— Start of Exercise data —

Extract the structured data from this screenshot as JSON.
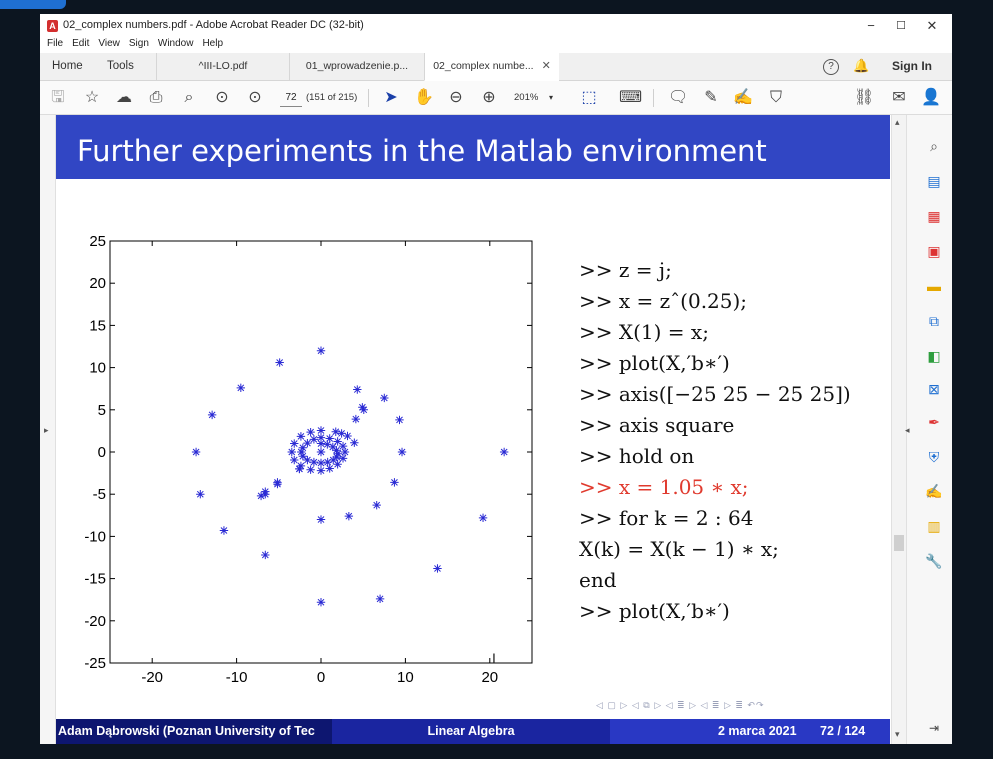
{
  "window": {
    "title": "02_complex numbers.pdf - Adobe Acrobat Reader DC (32-bit)",
    "minimize": "−",
    "maximize": "☐",
    "close": "✕"
  },
  "menu": [
    "File",
    "Edit",
    "View",
    "Sign",
    "Window",
    "Help"
  ],
  "tabs": {
    "home": "Home",
    "tools": "Tools",
    "docs": [
      {
        "label": "^III-LO.pdf",
        "active": false
      },
      {
        "label": "01_wprowadzenie.p...",
        "active": false
      },
      {
        "label": "02_complex numbe...",
        "active": true
      }
    ],
    "close_glyph": "✕",
    "help": "?",
    "sign_in": "Sign In"
  },
  "toolbar": {
    "page_number": "72",
    "page_count": "(151 of 215)",
    "zoom": "201%",
    "icons": [
      "save-icon",
      "bookmark-star-icon",
      "cloud-upload-icon",
      "print-icon",
      "search-icon",
      "page-up-icon",
      "page-down-icon",
      "select-arrow-icon",
      "hand-icon",
      "zoom-out-icon",
      "zoom-in-icon",
      "fit-page-icon",
      "keyboard-icon",
      "comment-icon",
      "highlight-pen-icon",
      "sign-icon",
      "stamp-icon",
      "link-icon",
      "email-icon",
      "share-user-icon"
    ]
  },
  "slide": {
    "title": "Further experiments in the Matlab environment",
    "code_lines": [
      {
        "text": ">> z = j;",
        "red": false
      },
      {
        "text": ">> x = zˆ(0.25);",
        "red": false
      },
      {
        "text": ">> X(1) = x;",
        "red": false
      },
      {
        "text": ">> plot(X,′b∗′)",
        "red": false
      },
      {
        "text": ">> axis([−25 25  − 25 25])",
        "red": false
      },
      {
        "text": ">> axis square",
        "red": false
      },
      {
        "text": ">> hold on",
        "red": false
      },
      {
        "text": ">> x = 1.05 ∗ x;",
        "red": true
      },
      {
        "text": ">> for k = 2 : 64",
        "red": false
      },
      {
        "text": "X(k) = X(k − 1) ∗ x;",
        "red": false
      },
      {
        "text": "end",
        "red": false
      },
      {
        "text": ">> plot(X,′b∗′)",
        "red": false
      }
    ],
    "nav_symbols": "◁ ▢ ▷ ◁ ⧉ ▷ ◁ ≣ ▷ ◁ ≣ ▷   ≣   ↶↷",
    "footer": {
      "author": "Adam Dąbrowski (Poznan University of Tec",
      "course": "Linear Algebra",
      "date": "2 marca 2021",
      "page": "72 / 124"
    }
  },
  "chart_data": {
    "type": "scatter",
    "marker": "*",
    "color": "#2a2ad4",
    "xlim": [
      -25,
      25
    ],
    "ylim": [
      -25,
      25
    ],
    "xticks": [
      -20,
      -10,
      0,
      10,
      20
    ],
    "yticks": [
      25,
      20,
      15,
      10,
      5,
      0,
      -5,
      -10,
      -15,
      -20,
      -25
    ],
    "series": [
      {
        "x": [
          0.0,
          0.75,
          1.4,
          1.83,
          2.0,
          1.87,
          1.45,
          0.79,
          0.0,
          -0.84,
          -1.61,
          -2.15,
          -2.34,
          -2.15,
          -1.61,
          -0.84,
          0.0,
          1.03,
          1.97,
          2.61,
          2.84,
          2.61,
          1.97,
          1.03,
          0.0,
          -1.23,
          -2.38,
          -3.17,
          -3.46,
          -3.17,
          -2.38,
          -1.23,
          0.0,
          1.75,
          3.14,
          3.95,
          4.9,
          5.07,
          4.13,
          2.44,
          0.0,
          -2.56,
          -5.16,
          -6.6,
          -7.1,
          -6.6,
          -5.16,
          -2.56,
          0.0,
          3.3,
          6.6,
          8.7,
          9.6,
          9.3,
          7.5,
          4.3,
          0.0,
          -4.9,
          -9.5,
          -12.9,
          -14.8,
          -14.3,
          -11.5,
          -6.6,
          0.0,
          7.0,
          13.8,
          19.2,
          21.7
        ],
        "y": [
          1.0,
          0.9,
          0.6,
          0.2,
          -0.2,
          -0.6,
          -0.95,
          -1.2,
          -1.3,
          -1.2,
          -0.95,
          -0.5,
          0.0,
          0.5,
          1.05,
          1.5,
          1.7,
          1.6,
          1.25,
          0.7,
          0.0,
          -0.75,
          -1.45,
          -1.95,
          -2.2,
          -2.1,
          -1.65,
          -0.95,
          0.0,
          1.0,
          1.85,
          2.35,
          2.55,
          2.4,
          1.9,
          1.1,
          5.3,
          5.0,
          3.9,
          2.2,
          0.0,
          -2.0,
          -3.6,
          -4.7,
          -5.2,
          -5.0,
          -3.8,
          -2.0,
          -8.0,
          -7.6,
          -6.3,
          -3.6,
          0.0,
          3.8,
          6.4,
          7.4,
          12.0,
          10.6,
          7.6,
          4.4,
          0.0,
          -5.0,
          -9.3,
          -12.2,
          -17.8,
          -17.4,
          -13.8,
          -7.8,
          0.0
        ]
      }
    ]
  }
}
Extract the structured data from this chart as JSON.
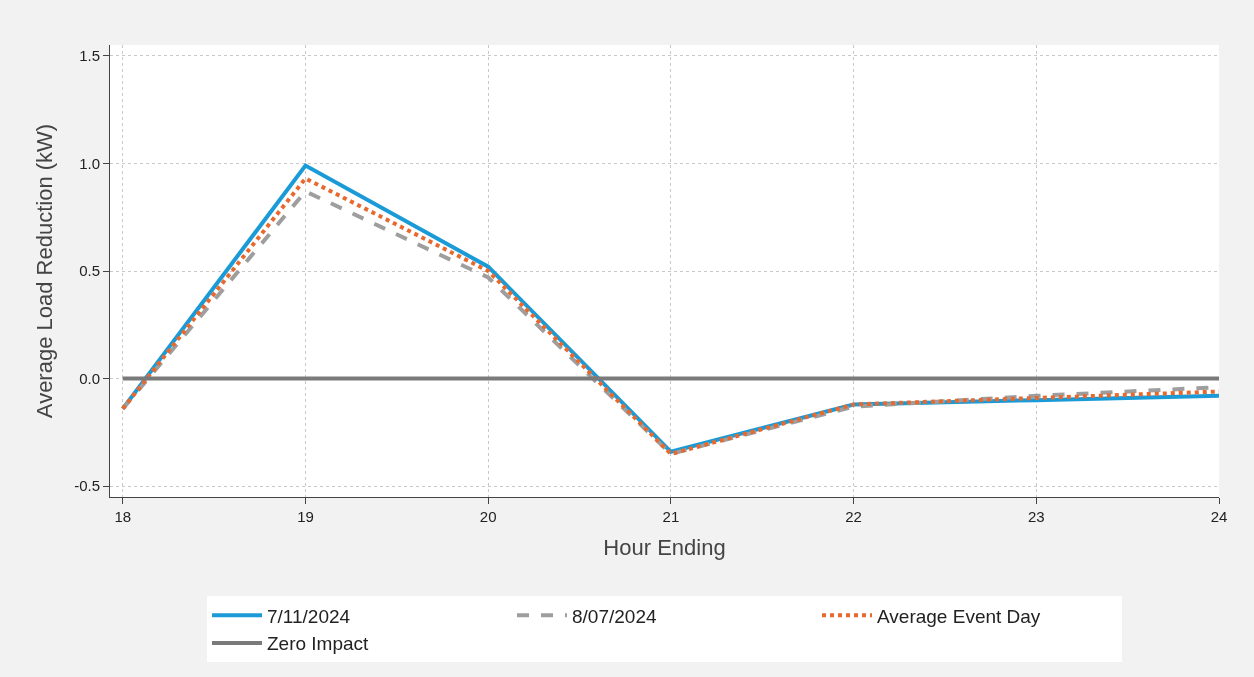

— End of Exercise data —

- _Challenge_:
Reproduce the entries above exactly. Do not include the images.

- _Answer to the problem_:
Extract the structured data from this screenshot as JSON.
{
  "window": {
    "title": "02_complex numbers.pdf - Adobe Acrobat Reader DC (32-bit)",
    "minimize": "−",
    "maximize": "☐",
    "close": "✕"
  },
  "menu": [
    "File",
    "Edit",
    "View",
    "Sign",
    "Window",
    "Help"
  ],
  "tabs": {
    "home": "Home",
    "tools": "Tools",
    "docs": [
      {
        "label": "^III-LO.pdf",
        "active": false
      },
      {
        "label": "01_wprowadzenie.p...",
        "active": false
      },
      {
        "label": "02_complex numbe...",
        "active": true
      }
    ],
    "close_glyph": "✕",
    "help": "?",
    "sign_in": "Sign In"
  },
  "toolbar": {
    "page_number": "72",
    "page_count": "(151 of 215)",
    "zoom": "201%",
    "icons": [
      "save-icon",
      "bookmark-star-icon",
      "cloud-upload-icon",
      "print-icon",
      "search-icon",
      "page-up-icon",
      "page-down-icon",
      "select-arrow-icon",
      "hand-icon",
      "zoom-out-icon",
      "zoom-in-icon",
      "fit-page-icon",
      "keyboard-icon",
      "comment-icon",
      "highlight-pen-icon",
      "sign-icon",
      "stamp-icon",
      "link-icon",
      "email-icon",
      "share-user-icon"
    ]
  },
  "slide": {
    "title": "Further experiments in the Matlab environment",
    "code_lines": [
      {
        "text": ">> z = j;",
        "red": false
      },
      {
        "text": ">> x = zˆ(0.25);",
        "red": false
      },
      {
        "text": ">> X(1) = x;",
        "red": false
      },
      {
        "text": ">> plot(X,′b∗′)",
        "red": false
      },
      {
        "text": ">> axis([−25 25  − 25 25])",
        "red": false
      },
      {
        "text": ">> axis square",
        "red": false
      },
      {
        "text": ">> hold on",
        "red": false
      },
      {
        "text": ">> x = 1.05 ∗ x;",
        "red": true
      },
      {
        "text": ">> for k = 2 : 64",
        "red": false
      },
      {
        "text": "X(k) = X(k − 1) ∗ x;",
        "red": false
      },
      {
        "text": "end",
        "red": false
      },
      {
        "text": ">> plot(X,′b∗′)",
        "red": false
      }
    ],
    "nav_symbols": "◁ ▢ ▷ ◁ ⧉ ▷ ◁ ≣ ▷ ◁ ≣ ▷   ≣   ↶↷",
    "footer": {
      "author": "Adam Dąbrowski (Poznan University of Tec",
      "course": "Linear Algebra",
      "date": "2 marca 2021",
      "page": "72 / 124"
    }
  },
  "chart_data": {
    "type": "scatter",
    "marker": "*",
    "color": "#2a2ad4",
    "xlim": [
      -25,
      25
    ],
    "ylim": [
      -25,
      25
    ],
    "xticks": [
      -20,
      -10,
      0,
      10,
      20
    ],
    "yticks": [
      25,
      20,
      15,
      10,
      5,
      0,
      -5,
      -10,
      -15,
      -20,
      -25
    ],
    "series": [
      {
        "x": [
          0.0,
          0.75,
          1.4,
          1.83,
          2.0,
          1.87,
          1.45,
          0.79,
          0.0,
          -0.84,
          -1.61,
          -2.15,
          -2.34,
          -2.15,
          -1.61,
          -0.84,
          0.0,
          1.03,
          1.97,
          2.61,
          2.84,
          2.61,
          1.97,
          1.03,
          0.0,
          -1.23,
          -2.38,
          -3.17,
          -3.46,
          -3.17,
          -2.38,
          -1.23,
          0.0,
          1.75,
          3.14,
          3.95,
          4.9,
          5.07,
          4.13,
          2.44,
          0.0,
          -2.56,
          -5.16,
          -6.6,
          -7.1,
          -6.6,
          -5.16,
          -2.56,
          0.0,
          3.3,
          6.6,
          8.7,
          9.6,
          9.3,
          7.5,
          4.3,
          0.0,
          -4.9,
          -9.5,
          -12.9,
          -14.8,
          -14.3,
          -11.5,
          -6.6,
          0.0,
          7.0,
          13.8,
          19.2,
          21.7
        ],
        "y": [
          1.0,
          0.9,
          0.6,
          0.2,
          -0.2,
          -0.6,
          -0.95,
          -1.2,
          -1.3,
          -1.2,
          -0.95,
          -0.5,
          0.0,
          0.5,
          1.05,
          1.5,
          1.7,
          1.6,
          1.25,
          0.7,
          0.0,
          -0.75,
          -1.45,
          -1.95,
          -2.2,
          -2.1,
          -1.65,
          -0.95,
          0.0,
          1.0,
          1.85,
          2.35,
          2.55,
          2.4,
          1.9,
          1.1,
          5.3,
          5.0,
          3.9,
          2.2,
          0.0,
          -2.0,
          -3.6,
          -4.7,
          -5.2,
          -5.0,
          -3.8,
          -2.0,
          -8.0,
          -7.6,
          -6.3,
          -3.6,
          0.0,
          3.8,
          6.4,
          7.4,
          12.0,
          10.6,
          7.6,
          4.4,
          0.0,
          -5.0,
          -9.3,
          -12.2,
          -17.8,
          -17.4,
          -13.8,
          -7.8,
          0.0
        ]
      }
    ]
  }
}
Extract the structured data from this chart as JSON.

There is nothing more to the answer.